### Short exercise
Could you write out the records below exactly as they appear?

### Dataset extract
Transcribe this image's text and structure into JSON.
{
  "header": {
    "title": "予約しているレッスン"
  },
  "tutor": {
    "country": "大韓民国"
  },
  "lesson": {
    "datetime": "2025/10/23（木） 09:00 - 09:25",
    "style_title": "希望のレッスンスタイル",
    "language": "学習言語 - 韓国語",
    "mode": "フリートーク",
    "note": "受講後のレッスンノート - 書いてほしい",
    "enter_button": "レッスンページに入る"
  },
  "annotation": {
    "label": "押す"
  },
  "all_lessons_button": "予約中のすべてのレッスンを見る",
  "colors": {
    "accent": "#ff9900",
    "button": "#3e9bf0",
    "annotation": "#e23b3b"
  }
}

### Response to the exercise
Transcribe this image's text and structure into JSON.
{
  "header": {
    "title": "予約しているレッスン"
  },
  "tutor": {
    "country": "大韓民国"
  },
  "lesson": {
    "datetime": "2025/10/23（木） 09:00 - 09:25",
    "style_title": "希望のレッスンスタイル",
    "language": "学習言語 - 韓国語",
    "mode": "フリートーク",
    "note": "受講後のレッスンノート - 書いてほしい",
    "enter_button": "レッスンページに入る"
  },
  "annotation": {
    "label": "押す"
  },
  "all_lessons_button": "予約中のすべてのレッスンを見る",
  "colors": {
    "accent": "#ff9900",
    "button": "#3e9bf0",
    "annotation": "#e23b3b"
  }
}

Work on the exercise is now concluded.